→ Extracted records

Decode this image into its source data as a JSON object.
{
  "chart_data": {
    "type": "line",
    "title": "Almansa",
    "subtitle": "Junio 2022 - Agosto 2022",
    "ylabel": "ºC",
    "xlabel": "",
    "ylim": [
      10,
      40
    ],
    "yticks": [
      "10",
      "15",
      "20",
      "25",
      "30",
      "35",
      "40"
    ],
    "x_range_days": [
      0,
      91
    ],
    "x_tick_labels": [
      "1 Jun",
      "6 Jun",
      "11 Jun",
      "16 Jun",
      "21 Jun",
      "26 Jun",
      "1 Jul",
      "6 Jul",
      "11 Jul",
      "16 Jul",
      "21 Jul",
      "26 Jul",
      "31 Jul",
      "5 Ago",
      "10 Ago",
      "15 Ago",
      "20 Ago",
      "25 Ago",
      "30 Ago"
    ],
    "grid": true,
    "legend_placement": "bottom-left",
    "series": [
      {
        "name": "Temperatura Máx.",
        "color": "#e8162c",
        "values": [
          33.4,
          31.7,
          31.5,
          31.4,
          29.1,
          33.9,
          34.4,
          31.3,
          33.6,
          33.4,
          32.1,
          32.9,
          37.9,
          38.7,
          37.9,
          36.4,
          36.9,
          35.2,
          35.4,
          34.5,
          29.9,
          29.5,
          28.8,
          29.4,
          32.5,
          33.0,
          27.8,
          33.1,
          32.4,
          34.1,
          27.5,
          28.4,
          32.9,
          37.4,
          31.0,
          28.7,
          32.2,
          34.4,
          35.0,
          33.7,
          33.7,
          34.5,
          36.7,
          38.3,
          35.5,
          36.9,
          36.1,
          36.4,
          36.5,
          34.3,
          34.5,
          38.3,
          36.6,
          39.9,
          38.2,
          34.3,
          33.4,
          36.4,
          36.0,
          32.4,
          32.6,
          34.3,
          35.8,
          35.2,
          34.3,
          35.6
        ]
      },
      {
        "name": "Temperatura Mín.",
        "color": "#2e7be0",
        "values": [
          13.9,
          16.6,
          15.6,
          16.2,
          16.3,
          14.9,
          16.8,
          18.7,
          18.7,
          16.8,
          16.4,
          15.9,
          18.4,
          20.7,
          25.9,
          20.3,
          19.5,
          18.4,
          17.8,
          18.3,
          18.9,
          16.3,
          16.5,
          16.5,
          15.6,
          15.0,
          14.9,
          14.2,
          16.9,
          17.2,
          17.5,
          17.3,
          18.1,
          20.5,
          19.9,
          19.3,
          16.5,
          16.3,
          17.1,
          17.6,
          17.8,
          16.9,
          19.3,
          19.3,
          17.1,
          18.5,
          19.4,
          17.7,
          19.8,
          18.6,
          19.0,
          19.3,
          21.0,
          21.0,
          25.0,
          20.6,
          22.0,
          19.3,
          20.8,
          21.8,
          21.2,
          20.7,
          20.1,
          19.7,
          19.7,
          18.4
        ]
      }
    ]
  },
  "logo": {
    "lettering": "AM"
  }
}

→ Exercise brief
Copy every line of the listing that includes the string "Temperatura".

→ Solution
        "name": "Temperatura Máx.",
        "name": "Temperatura Mín.",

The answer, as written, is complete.